WHAT YOU NEED TO DO:
Please rewrite these records with "bounding boxes" substituted for each "bboxes", keeping everything else unchanged.

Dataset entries
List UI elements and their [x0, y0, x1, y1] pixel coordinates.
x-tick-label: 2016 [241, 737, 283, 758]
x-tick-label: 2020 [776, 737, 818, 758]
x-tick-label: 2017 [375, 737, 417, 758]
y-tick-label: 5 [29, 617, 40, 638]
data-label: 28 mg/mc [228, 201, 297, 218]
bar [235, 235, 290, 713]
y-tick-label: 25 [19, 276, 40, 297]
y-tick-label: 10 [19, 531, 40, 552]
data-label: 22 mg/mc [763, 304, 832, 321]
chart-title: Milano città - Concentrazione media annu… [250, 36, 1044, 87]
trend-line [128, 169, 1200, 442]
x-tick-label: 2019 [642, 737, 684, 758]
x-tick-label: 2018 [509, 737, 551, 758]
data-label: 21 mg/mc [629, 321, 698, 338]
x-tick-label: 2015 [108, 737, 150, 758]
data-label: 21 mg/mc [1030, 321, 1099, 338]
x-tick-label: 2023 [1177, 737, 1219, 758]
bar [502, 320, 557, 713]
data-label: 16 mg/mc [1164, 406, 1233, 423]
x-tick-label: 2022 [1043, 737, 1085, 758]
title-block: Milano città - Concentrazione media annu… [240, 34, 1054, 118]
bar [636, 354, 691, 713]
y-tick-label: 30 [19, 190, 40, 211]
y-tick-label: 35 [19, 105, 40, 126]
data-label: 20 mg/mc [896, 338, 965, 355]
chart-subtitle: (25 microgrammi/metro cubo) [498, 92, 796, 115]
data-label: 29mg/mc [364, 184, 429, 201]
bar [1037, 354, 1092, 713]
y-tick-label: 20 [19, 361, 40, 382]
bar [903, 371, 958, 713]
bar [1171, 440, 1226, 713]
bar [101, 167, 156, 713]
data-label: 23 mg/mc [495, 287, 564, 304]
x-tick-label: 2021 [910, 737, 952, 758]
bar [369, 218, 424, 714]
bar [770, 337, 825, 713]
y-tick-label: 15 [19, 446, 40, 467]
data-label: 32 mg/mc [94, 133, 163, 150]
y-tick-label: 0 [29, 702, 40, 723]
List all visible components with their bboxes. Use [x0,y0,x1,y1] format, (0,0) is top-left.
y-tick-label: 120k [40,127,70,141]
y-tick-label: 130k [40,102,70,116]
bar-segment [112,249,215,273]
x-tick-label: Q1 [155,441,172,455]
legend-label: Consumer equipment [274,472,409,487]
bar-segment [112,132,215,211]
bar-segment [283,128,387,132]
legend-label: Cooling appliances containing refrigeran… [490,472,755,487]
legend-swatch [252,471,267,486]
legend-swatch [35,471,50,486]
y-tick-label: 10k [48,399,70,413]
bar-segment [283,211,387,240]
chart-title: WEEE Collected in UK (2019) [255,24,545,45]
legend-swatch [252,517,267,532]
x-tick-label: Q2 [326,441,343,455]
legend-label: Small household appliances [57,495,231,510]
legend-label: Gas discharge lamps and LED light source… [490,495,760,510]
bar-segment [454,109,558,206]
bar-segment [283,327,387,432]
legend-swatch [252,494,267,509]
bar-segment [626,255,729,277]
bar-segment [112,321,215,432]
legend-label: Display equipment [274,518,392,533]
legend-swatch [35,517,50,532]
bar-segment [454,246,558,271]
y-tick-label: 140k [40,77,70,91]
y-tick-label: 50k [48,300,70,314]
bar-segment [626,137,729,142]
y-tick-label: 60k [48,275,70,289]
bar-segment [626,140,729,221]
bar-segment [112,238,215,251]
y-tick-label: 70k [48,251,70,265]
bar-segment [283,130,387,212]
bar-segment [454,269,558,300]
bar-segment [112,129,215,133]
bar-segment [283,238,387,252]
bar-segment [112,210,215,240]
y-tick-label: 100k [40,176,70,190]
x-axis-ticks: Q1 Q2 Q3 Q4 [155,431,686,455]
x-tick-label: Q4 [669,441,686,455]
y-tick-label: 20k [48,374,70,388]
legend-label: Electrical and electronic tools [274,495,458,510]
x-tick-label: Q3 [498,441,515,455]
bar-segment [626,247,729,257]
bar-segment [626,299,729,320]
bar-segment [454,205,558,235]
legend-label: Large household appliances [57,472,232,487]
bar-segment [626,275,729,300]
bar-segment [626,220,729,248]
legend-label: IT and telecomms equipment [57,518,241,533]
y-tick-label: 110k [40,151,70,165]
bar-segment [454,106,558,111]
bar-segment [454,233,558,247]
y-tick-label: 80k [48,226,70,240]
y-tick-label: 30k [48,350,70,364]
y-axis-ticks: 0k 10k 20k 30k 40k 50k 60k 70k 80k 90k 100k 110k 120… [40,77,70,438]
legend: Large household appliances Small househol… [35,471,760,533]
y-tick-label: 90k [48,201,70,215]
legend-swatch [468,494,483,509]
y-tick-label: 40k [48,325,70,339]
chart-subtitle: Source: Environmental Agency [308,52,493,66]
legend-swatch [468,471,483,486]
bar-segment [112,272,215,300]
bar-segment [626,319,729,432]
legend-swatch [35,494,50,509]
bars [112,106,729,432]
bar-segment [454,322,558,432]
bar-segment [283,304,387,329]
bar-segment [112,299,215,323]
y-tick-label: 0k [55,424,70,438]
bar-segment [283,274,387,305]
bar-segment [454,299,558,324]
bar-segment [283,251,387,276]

REPLY:
List UI elements and their [x0, y0, x1, y1] pixel coordinates.
x-tick-label: 2016 [241, 737, 283, 758]
x-tick-label: 2020 [776, 737, 818, 758]
x-tick-label: 2017 [375, 737, 417, 758]
y-tick-label: 5 [29, 617, 40, 638]
data-label: 28 mg/mc [228, 201, 297, 218]
bar [235, 235, 290, 713]
y-tick-label: 25 [19, 276, 40, 297]
y-tick-label: 10 [19, 531, 40, 552]
data-label: 22 mg/mc [763, 304, 832, 321]
chart-title: Milano città - Concentrazione media annu… [250, 36, 1044, 87]
trend-line [128, 169, 1200, 442]
x-tick-label: 2019 [642, 737, 684, 758]
x-tick-label: 2018 [509, 737, 551, 758]
data-label: 21 mg/mc [629, 321, 698, 338]
x-tick-label: 2015 [108, 737, 150, 758]
data-label: 21 mg/mc [1030, 321, 1099, 338]
x-tick-label: 2023 [1177, 737, 1219, 758]
bar [502, 320, 557, 713]
data-label: 16 mg/mc [1164, 406, 1233, 423]
x-tick-label: 2022 [1043, 737, 1085, 758]
title-block: Milano città - Concentrazione media annu… [240, 34, 1054, 118]
bar [636, 354, 691, 713]
y-tick-label: 30 [19, 190, 40, 211]
y-tick-label: 35 [19, 105, 40, 126]
data-label: 20 mg/mc [896, 338, 965, 355]
chart-subtitle: (25 microgrammi/metro cubo) [498, 92, 796, 115]
data-label: 29mg/mc [364, 184, 429, 201]
bar [1037, 354, 1092, 713]
y-tick-label: 20 [19, 361, 40, 382]
bar [903, 371, 958, 713]
bar [1171, 440, 1226, 713]
bar [101, 167, 156, 713]
data-label: 23 mg/mc [495, 287, 564, 304]
x-tick-label: 2021 [910, 737, 952, 758]
bar [369, 218, 424, 714]
bar [770, 337, 825, 713]
y-tick-label: 15 [19, 446, 40, 467]
data-label: 32 mg/mc [94, 133, 163, 150]
y-tick-label: 0 [29, 702, 40, 723]
List all visible components with their bounding boxes. Use [x0,y0,x1,y1] format, (0,0) is top-left.
y-tick-label: 120k [40,127,70,141]
y-tick-label: 130k [40,102,70,116]
bar-segment [112,249,215,273]
x-tick-label: Q1 [155,441,172,455]
legend-label: Consumer equipment [274,472,409,487]
bar-segment [112,132,215,211]
bar-segment [283,128,387,132]
legend-label: Cooling appliances containing refrigeran… [490,472,755,487]
legend-swatch [252,471,267,486]
legend-swatch [35,471,50,486]
y-tick-label: 10k [48,399,70,413]
bar-segment [283,211,387,240]
chart-title: WEEE Collected in UK (2019) [255,24,545,45]
legend-swatch [252,517,267,532]
x-tick-label: Q2 [326,441,343,455]
legend-label: Small household appliances [57,495,231,510]
legend-label: Gas discharge lamps and LED light source… [490,495,760,510]
bar-segment [454,109,558,206]
bar-segment [283,327,387,432]
legend-swatch [252,494,267,509]
bar-segment [626,255,729,277]
bar-segment [112,321,215,432]
legend-label: Display equipment [274,518,392,533]
legend-swatch [35,517,50,532]
bar-segment [454,246,558,271]
y-tick-label: 140k [40,77,70,91]
y-tick-label: 50k [48,300,70,314]
bar-segment [626,137,729,142]
y-tick-label: 60k [48,275,70,289]
bar-segment [626,140,729,221]
bar-segment [112,238,215,251]
y-tick-label: 70k [48,251,70,265]
bar-segment [283,130,387,212]
bar-segment [454,269,558,300]
bar-segment [112,129,215,133]
bar-segment [283,238,387,252]
bar-segment [112,210,215,240]
y-tick-label: 100k [40,176,70,190]
x-axis-ticks: Q1 Q2 Q3 Q4 [155,431,686,455]
x-tick-label: Q4 [669,441,686,455]
y-tick-label: 20k [48,374,70,388]
legend-label: Electrical and electronic tools [274,495,458,510]
x-tick-label: Q3 [498,441,515,455]
bar-segment [626,247,729,257]
bar-segment [626,299,729,320]
bar-segment [454,205,558,235]
legend-label: Large household appliances [57,472,232,487]
bar-segment [626,275,729,300]
bar-segment [626,220,729,248]
legend-label: IT and telecomms equipment [57,518,241,533]
y-tick-label: 110k [40,151,70,165]
bar-segment [454,106,558,111]
bar-segment [454,233,558,247]
y-tick-label: 80k [48,226,70,240]
y-tick-label: 30k [48,350,70,364]
y-axis-ticks: 0k 10k 20k 30k 40k 50k 60k 70k 80k 90k 100k 110k 120… [40,77,70,438]
legend: Large household appliances Small househol… [35,471,760,533]
y-tick-label: 90k [48,201,70,215]
legend-swatch [468,494,483,509]
y-tick-label: 40k [48,325,70,339]
chart-subtitle: Source: Environmental Agency [308,52,493,66]
legend-swatch [468,471,483,486]
bar-segment [112,272,215,300]
bar-segment [626,319,729,432]
legend-swatch [35,494,50,509]
bars [112,106,729,432]
bar-segment [454,322,558,432]
bar-segment [283,304,387,329]
bar-segment [112,299,215,323]
y-tick-label: 0k [55,424,70,438]
bar-segment [283,274,387,305]
bar-segment [454,299,558,324]
bar-segment [283,251,387,276]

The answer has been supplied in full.